SUPPLIED INFORMATION -
============

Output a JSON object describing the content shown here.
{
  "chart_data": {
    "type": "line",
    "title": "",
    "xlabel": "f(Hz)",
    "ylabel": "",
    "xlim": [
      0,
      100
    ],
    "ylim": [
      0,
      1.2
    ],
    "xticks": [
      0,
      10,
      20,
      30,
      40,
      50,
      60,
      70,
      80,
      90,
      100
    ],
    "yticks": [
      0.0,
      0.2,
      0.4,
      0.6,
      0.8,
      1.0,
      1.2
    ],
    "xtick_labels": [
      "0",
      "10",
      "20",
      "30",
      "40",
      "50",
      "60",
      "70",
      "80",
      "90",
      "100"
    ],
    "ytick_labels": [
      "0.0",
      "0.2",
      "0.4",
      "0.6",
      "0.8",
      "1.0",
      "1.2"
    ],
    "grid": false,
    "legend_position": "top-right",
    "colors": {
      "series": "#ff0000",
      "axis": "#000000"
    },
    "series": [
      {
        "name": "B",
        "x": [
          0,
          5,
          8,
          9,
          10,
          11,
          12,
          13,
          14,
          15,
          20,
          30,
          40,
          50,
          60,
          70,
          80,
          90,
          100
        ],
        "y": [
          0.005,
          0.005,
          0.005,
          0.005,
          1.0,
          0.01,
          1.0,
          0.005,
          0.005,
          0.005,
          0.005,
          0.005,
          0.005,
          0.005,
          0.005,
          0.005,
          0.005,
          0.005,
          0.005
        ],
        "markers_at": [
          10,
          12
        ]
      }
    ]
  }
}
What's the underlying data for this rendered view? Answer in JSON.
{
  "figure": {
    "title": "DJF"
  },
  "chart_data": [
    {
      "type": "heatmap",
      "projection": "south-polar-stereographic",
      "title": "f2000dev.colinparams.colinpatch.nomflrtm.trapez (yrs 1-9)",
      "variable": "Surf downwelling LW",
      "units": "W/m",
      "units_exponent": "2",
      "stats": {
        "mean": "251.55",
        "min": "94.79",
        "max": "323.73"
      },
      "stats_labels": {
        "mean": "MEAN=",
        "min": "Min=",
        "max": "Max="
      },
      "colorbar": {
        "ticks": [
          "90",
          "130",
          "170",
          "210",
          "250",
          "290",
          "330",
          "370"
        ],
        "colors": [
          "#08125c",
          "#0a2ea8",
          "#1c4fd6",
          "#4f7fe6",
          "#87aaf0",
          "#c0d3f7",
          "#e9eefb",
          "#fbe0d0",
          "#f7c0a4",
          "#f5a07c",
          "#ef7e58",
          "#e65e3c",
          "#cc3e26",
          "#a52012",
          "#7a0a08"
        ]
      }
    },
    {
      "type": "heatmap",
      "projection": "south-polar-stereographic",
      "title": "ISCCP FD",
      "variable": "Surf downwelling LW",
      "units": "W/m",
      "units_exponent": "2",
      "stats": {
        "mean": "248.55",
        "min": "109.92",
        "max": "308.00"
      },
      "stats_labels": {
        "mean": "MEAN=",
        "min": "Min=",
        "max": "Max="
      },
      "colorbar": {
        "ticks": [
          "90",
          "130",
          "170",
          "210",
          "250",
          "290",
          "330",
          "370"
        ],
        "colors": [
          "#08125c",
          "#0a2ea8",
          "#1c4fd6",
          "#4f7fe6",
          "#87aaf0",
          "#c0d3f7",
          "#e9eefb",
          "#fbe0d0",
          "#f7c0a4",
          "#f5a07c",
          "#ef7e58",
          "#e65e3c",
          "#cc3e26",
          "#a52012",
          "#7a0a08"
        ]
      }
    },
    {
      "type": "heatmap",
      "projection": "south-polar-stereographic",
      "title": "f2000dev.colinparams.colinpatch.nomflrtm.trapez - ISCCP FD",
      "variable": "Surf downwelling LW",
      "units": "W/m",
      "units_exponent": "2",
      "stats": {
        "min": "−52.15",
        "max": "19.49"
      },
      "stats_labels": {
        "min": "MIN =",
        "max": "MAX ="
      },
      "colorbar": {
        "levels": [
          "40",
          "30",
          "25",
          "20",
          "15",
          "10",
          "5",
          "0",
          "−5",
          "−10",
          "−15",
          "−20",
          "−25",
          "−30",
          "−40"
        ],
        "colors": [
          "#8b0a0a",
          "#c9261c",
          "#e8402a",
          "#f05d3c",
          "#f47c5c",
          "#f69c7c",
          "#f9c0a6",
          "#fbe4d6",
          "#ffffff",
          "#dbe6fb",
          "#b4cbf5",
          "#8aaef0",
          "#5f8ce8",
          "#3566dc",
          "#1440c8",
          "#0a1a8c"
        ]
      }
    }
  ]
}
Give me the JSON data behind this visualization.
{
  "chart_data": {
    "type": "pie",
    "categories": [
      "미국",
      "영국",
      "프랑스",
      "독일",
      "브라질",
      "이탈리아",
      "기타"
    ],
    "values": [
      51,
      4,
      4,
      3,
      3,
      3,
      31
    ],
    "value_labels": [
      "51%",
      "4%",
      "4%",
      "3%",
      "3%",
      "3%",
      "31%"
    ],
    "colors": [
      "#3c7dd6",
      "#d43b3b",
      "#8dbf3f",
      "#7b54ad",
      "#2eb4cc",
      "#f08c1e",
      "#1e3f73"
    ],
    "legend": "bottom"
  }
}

============

EXERCISE AIM -
Pull out every line containing "colinparams".

TASK RESULT -
      "title": "f2000dev.colinparams.colinpatch.nomflrtm.trapez (yrs 1-9)",
      "title": "f2000dev.colinparams.colinpatch.nomflrtm.trapez - ISCCP FD",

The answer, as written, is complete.